-- start Excerpt provided --
UNITED STATES DISTRICT COURT FOR THE WESTERN DISTRICT OF PENNSYLVANIA
Dec 20, 2012
Civil Action No. 12-1177 (W.D. Pa. Dec. 20, 2012)

Opinion

Civil Action No. 12-1177

12-20-2012

SAFE FOUNDATIONS, INC.; ROAD RUNNER PLANNING AND CONSULTING, INC.; ERIC BONONI. Chapter 7 Trustee, Plaintiffs, v. METAL FOUNDATIONS ACQUISITIONS, LLC, Defendant.


Magistrate Judge Maureen P. Kelly


Re: ECF No. 8


MEMORANDUM ORDER

Kelly, Magistrate Judge

This case emanates from the sale of assets owned by various entities controlled by Gary L. Reinert, Sr. ("Reinert") while under the auspices of bankruptcy protection. Following the purchase of those assets by Defendant Metal Foundations Acquisitions, LLC ("MFA"), MFA initiated an adversarial proceeding by filing a Complaint in Equity against Reinert in the Court of Common Pleas of Allegheny County, Pennsylvania, alleging that Reinert had misappropriated confidential trade secrets that MFA had rightfully purchased in the asset sale and was interfering with MFA's contract relations. The Complaint in Equity was subsequently removed to the United States Bankruptcy Court for the Western District of Pennsylvania by consent of the parties. See Bankr. Adversary No. 11-ap-2656, Doc. No. 1.
-- end Excerpt provided --
Directive: Edit the court order excerpt from "Re: ECF No." to "Doc. No. 1.", changing "Complaint in Equity" to "complaint". The data has nothing to do with the court order excerpt.
-- start Supplied material --
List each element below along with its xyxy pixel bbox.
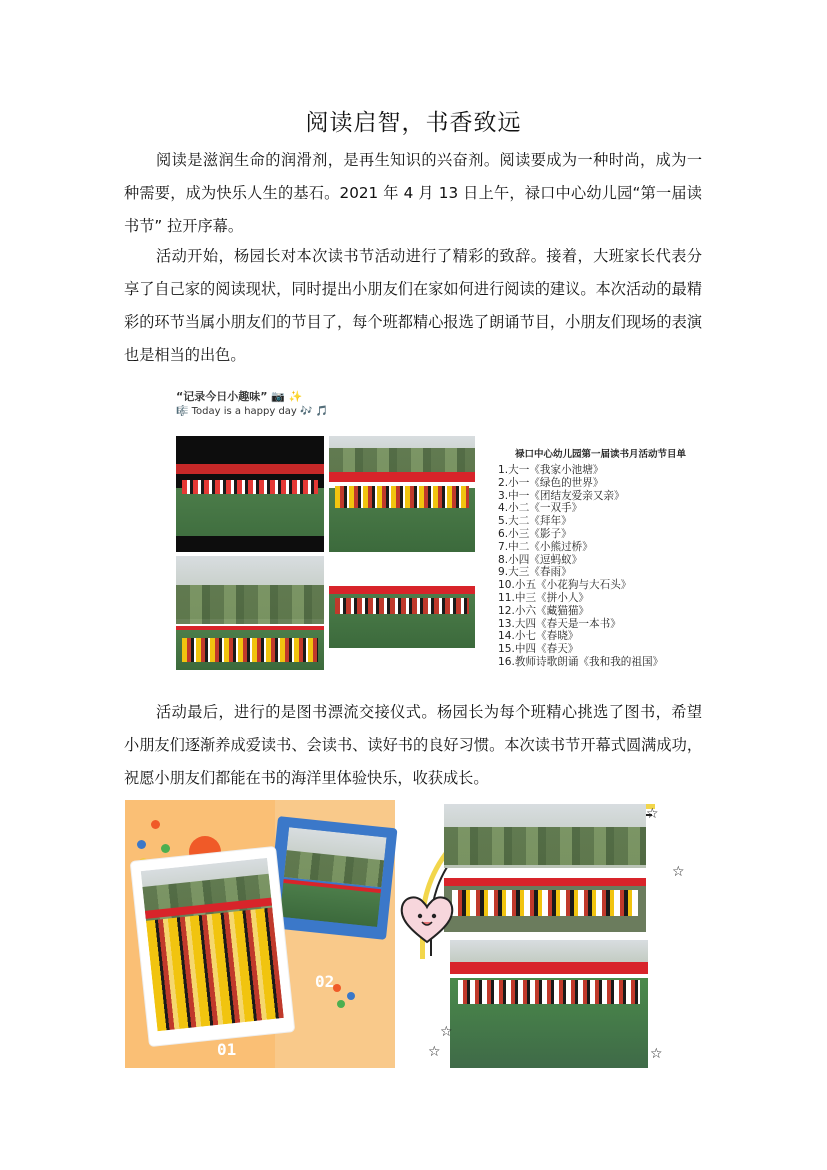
-- end Supplied material --
Solution:
Re: ECF No. 8


MEMORANDUM ORDER

Kelly, Magistrate Judge

This case emanates from the sale of assets owned by various entities controlled by Gary L. Reinert, Sr. ("Reinert") while under the auspices of bankruptcy protection. Following the purchase of those assets by Defendant Metal Foundations Acquisitions, LLC ("MFA"), MFA initiated an adversarial proceeding by filing a complaint against Reinert in the Court of Common Pleas of Allegheny County, Pennsylvania, alleging that Reinert had misappropriated confidential trade secrets that MFA had rightfully purchased in the asset sale and was interfering with MFA's contract relations. The complaint was subsequently removed to the United States Bankruptcy Court for the Western District of Pennsylvania by consent of the parties. See Bankr. Adversary No. 11-ap-2656, Doc. No. 1.